Stated problem:
Gather all lines in the entries that include the word "likes".

Stored rows:
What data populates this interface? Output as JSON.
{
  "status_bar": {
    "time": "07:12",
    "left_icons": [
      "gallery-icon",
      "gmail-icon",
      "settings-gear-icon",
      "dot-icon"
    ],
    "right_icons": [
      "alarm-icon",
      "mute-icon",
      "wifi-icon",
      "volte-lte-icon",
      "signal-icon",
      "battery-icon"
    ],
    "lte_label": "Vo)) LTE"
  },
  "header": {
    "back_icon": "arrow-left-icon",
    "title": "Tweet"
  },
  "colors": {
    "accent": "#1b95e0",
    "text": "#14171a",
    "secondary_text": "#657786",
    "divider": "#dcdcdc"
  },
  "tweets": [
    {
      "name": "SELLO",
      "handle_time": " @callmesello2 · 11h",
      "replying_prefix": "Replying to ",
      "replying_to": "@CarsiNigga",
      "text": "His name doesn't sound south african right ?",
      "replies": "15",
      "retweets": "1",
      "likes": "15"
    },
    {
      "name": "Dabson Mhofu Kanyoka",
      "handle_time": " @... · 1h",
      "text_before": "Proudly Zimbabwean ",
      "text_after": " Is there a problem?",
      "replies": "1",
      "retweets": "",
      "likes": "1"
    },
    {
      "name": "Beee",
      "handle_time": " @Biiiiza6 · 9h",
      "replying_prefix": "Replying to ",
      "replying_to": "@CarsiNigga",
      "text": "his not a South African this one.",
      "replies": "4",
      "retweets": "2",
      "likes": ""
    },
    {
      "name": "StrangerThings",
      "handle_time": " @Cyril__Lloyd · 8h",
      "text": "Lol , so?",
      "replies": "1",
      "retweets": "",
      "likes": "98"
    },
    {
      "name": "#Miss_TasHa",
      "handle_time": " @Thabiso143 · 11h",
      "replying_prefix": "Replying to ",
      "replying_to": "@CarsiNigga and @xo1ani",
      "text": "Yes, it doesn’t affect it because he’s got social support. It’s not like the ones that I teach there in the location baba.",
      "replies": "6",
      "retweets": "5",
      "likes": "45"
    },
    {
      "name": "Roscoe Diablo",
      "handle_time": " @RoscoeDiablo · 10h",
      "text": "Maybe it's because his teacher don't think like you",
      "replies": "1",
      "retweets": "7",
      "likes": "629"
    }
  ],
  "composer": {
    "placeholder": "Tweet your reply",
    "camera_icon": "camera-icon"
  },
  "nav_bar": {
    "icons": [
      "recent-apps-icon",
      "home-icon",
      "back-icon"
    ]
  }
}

Complete response:
      "likes": "15"
      "likes": "1"
      "likes": ""
      "likes": "98"
      "likes": "45"
      "likes": "629"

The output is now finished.